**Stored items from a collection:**
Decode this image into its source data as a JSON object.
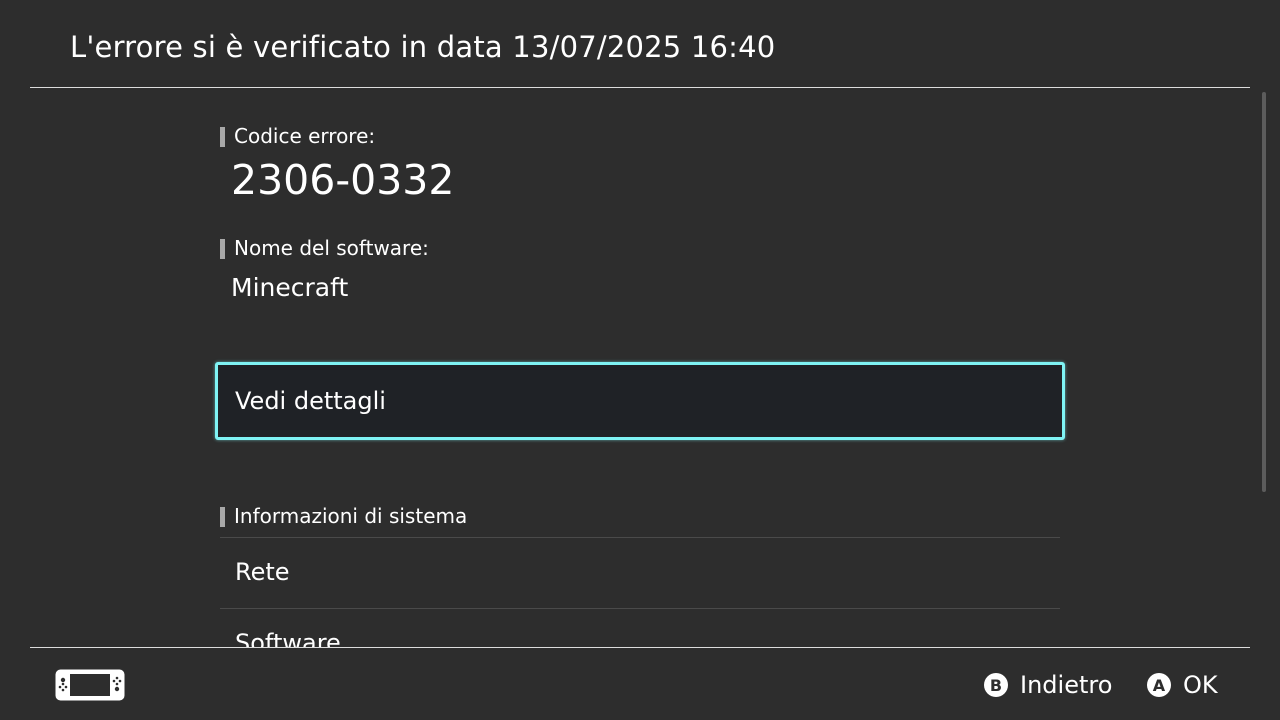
{
  "header": {
    "title": "L'errore si è verificato in data 13/07/2025 16:40"
  },
  "error": {
    "code_label": "Codice errore:",
    "code": "2306-0332"
  },
  "software": {
    "name_label": "Nome del software:",
    "name": "Minecraft"
  },
  "details_button": {
    "label": "Vedi dettagli"
  },
  "system_info": {
    "label": "Informazioni di sistema",
    "items": [
      {
        "label": "Rete"
      },
      {
        "label": "Software"
      }
    ]
  },
  "footer": {
    "console_icon": "handheld-console-icon",
    "back": {
      "button_glyph": "B",
      "label": "Indietro"
    },
    "ok": {
      "button_glyph": "A",
      "label": "OK"
    }
  },
  "colors": {
    "background": "#2d2d2d",
    "focus_border": "#7ff3f4",
    "button_fill": "#1f2226",
    "divider": "#dcdcdc"
  }
}
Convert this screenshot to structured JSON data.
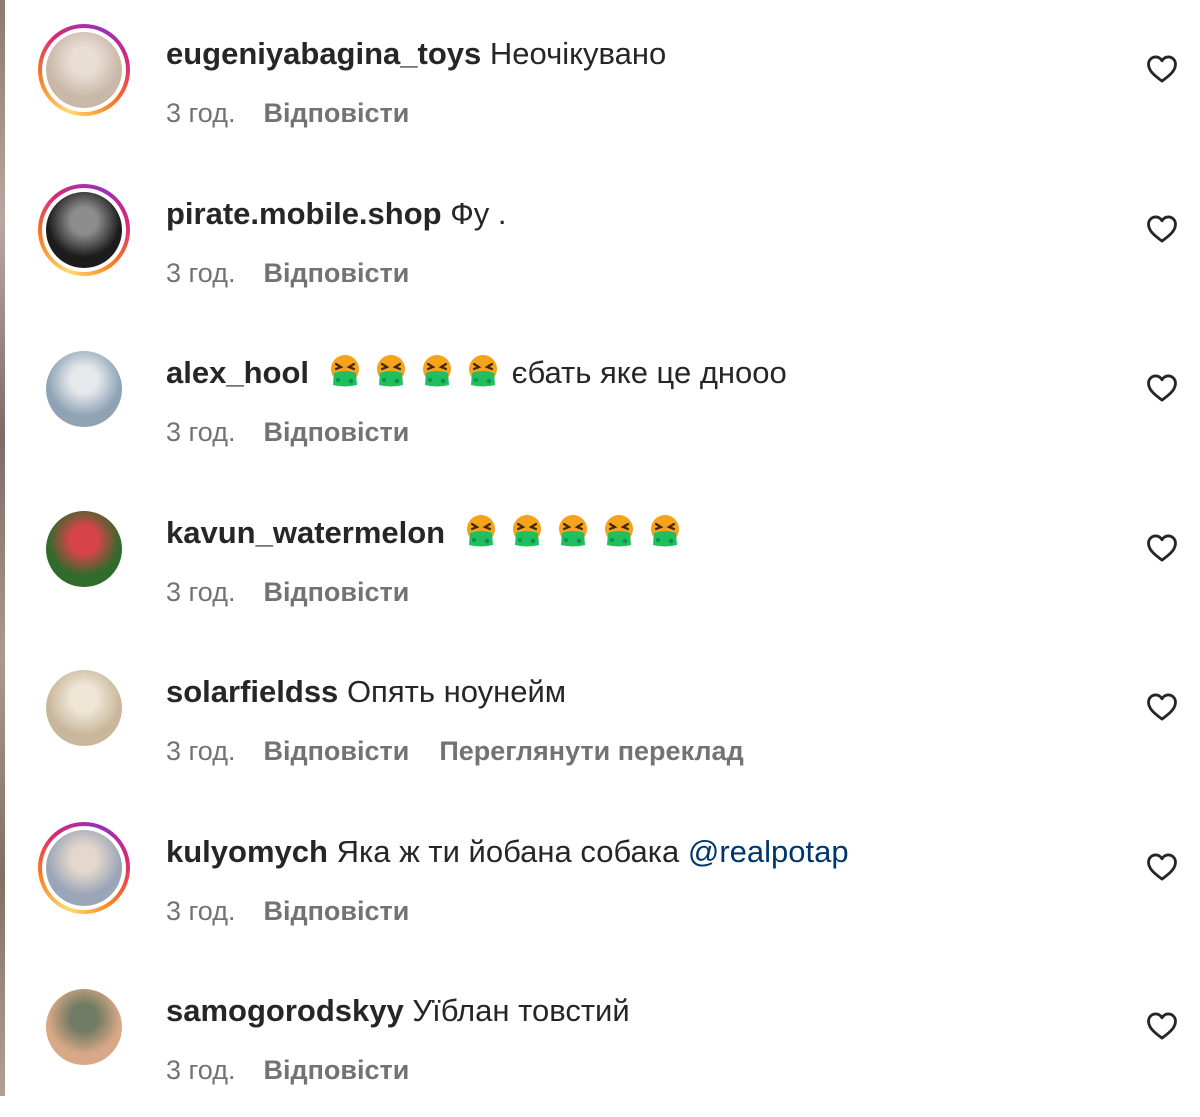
{
  "comments": [
    {
      "username": "eugeniyabagina_toys",
      "text": "Неочікувано",
      "emoji_count": 0,
      "mention": "",
      "time": "3 год.",
      "reply_label": "Відповісти",
      "translate_label": "",
      "story_ring": true,
      "avatar_colors": [
        "#c9b8a8",
        "#e9ded4"
      ]
    },
    {
      "username": "pirate.mobile.shop",
      "text": "Фу .",
      "emoji_count": 0,
      "mention": "",
      "time": "3 год.",
      "reply_label": "Відповісти",
      "translate_label": "",
      "story_ring": true,
      "avatar_colors": [
        "#1c1c1c",
        "#8d8d8d"
      ]
    },
    {
      "username": "alex_hool",
      "text": "єбать яке це дноoo",
      "emoji_count": 4,
      "mention": "",
      "time": "3 год.",
      "reply_label": "Відповісти",
      "translate_label": "",
      "story_ring": false,
      "avatar_colors": [
        "#8fa3b5",
        "#e6e9ec"
      ]
    },
    {
      "username": "kavun_watermelon",
      "text": "",
      "emoji_count": 5,
      "mention": "",
      "time": "3 год.",
      "reply_label": "Відповісти",
      "translate_label": "",
      "story_ring": false,
      "avatar_colors": [
        "#2f6b2a",
        "#d9434a"
      ]
    },
    {
      "username": "solarfieldss",
      "text": "Опять ноунейм",
      "emoji_count": 0,
      "mention": "",
      "time": "3 год.",
      "reply_label": "Відповісти",
      "translate_label": "Переглянути переклад",
      "story_ring": false,
      "avatar_colors": [
        "#c9b79b",
        "#efe6d6"
      ]
    },
    {
      "username": "kulyomych",
      "text": "Яка ж ти йобана собака",
      "emoji_count": 0,
      "mention": "@realpotap",
      "time": "3 год.",
      "reply_label": "Відповісти",
      "translate_label": "",
      "story_ring": true,
      "avatar_colors": [
        "#9aa6b8",
        "#e4d7cb"
      ]
    },
    {
      "username": "samogorodskyy",
      "text": "Уїблан товстий",
      "emoji_count": 0,
      "mention": "",
      "time": "3 год.",
      "reply_label": "Відповісти",
      "translate_label": "",
      "story_ring": false,
      "avatar_colors": [
        "#d9a886",
        "#6f7b63"
      ]
    }
  ],
  "colors": {
    "text": "#262626",
    "secondary": "#737373",
    "mention": "#00376b",
    "emoji_face": "#f7a21b",
    "emoji_mask": "#1fbf5f"
  },
  "icons": {
    "like": "heart-outline-icon",
    "emoji": "face-vomiting-emoji"
  }
}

**What is needed:** Restate each line of the records exactly; pictures do not belong in the copy.

**Solution to this problem:**
Decode this image into its source data as a JSON object.
{
  "header": {
    "title": "L'errore si è verificato in data 13/07/2025 16:40"
  },
  "error": {
    "code_label": "Codice errore:",
    "code": "2306-0332"
  },
  "software": {
    "name_label": "Nome del software:",
    "name": "Minecraft"
  },
  "details_button": {
    "label": "Vedi dettagli"
  },
  "system_info": {
    "label": "Informazioni di sistema",
    "items": [
      {
        "label": "Rete"
      },
      {
        "label": "Software"
      }
    ]
  },
  "footer": {
    "console_icon": "handheld-console-icon",
    "back": {
      "button_glyph": "B",
      "label": "Indietro"
    },
    "ok": {
      "button_glyph": "A",
      "label": "OK"
    }
  },
  "colors": {
    "background": "#2d2d2d",
    "focus_border": "#7ff3f4",
    "button_fill": "#1f2226",
    "divider": "#dcdcdc"
  }
}
Convert this screenshot to structured JSON data.
{
  "comments": [
    {
      "username": "eugeniyabagina_toys",
      "text": "Неочікувано",
      "emoji_count": 0,
      "mention": "",
      "time": "3 год.",
      "reply_label": "Відповісти",
      "translate_label": "",
      "story_ring": true,
      "avatar_colors": [
        "#c9b8a8",
        "#e9ded4"
      ]
    },
    {
      "username": "pirate.mobile.shop",
      "text": "Фу .",
      "emoji_count": 0,
      "mention": "",
      "time": "3 год.",
      "reply_label": "Відповісти",
      "translate_label": "",
      "story_ring": true,
      "avatar_colors": [
        "#1c1c1c",
        "#8d8d8d"
      ]
    },
    {
      "username": "alex_hool",
      "text": "єбать яке це дноoo",
      "emoji_count": 4,
      "mention": "",
      "time": "3 год.",
      "reply_label": "Відповісти",
      "translate_label": "",
      "story_ring": false,
      "avatar_colors": [
        "#8fa3b5",
        "#e6e9ec"
      ]
    },
    {
      "username": "kavun_watermelon",
      "text": "",
      "emoji_count": 5,
      "mention": "",
      "time": "3 год.",
      "reply_label": "Відповісти",
      "translate_label": "",
      "story_ring": false,
      "avatar_colors": [
        "#2f6b2a",
        "#d9434a"
      ]
    },
    {
      "username": "solarfieldss",
      "text": "Опять ноунейм",
      "emoji_count": 0,
      "mention": "",
      "time": "3 год.",
      "reply_label": "Відповісти",
      "translate_label": "Переглянути переклад",
      "story_ring": false,
      "avatar_colors": [
        "#c9b79b",
        "#efe6d6"
      ]
    },
    {
      "username": "kulyomych",
      "text": "Яка ж ти йобана собака",
      "emoji_count": 0,
      "mention": "@realpotap",
      "time": "3 год.",
      "reply_label": "Відповісти",
      "translate_label": "",
      "story_ring": true,
      "avatar_colors": [
        "#9aa6b8",
        "#e4d7cb"
      ]
    },
    {
      "username": "samogorodskyy",
      "text": "Уїблан товстий",
      "emoji_count": 0,
      "mention": "",
      "time": "3 год.",
      "reply_label": "Відповісти",
      "translate_label": "",
      "story_ring": false,
      "avatar_colors": [
        "#d9a886",
        "#6f7b63"
      ]
    }
  ],
  "colors": {
    "text": "#262626",
    "secondary": "#737373",
    "mention": "#00376b",
    "emoji_face": "#f7a21b",
    "emoji_mask": "#1fbf5f"
  },
  "icons": {
    "like": "heart-outline-icon",
    "emoji": "face-vomiting-emoji"
  }
}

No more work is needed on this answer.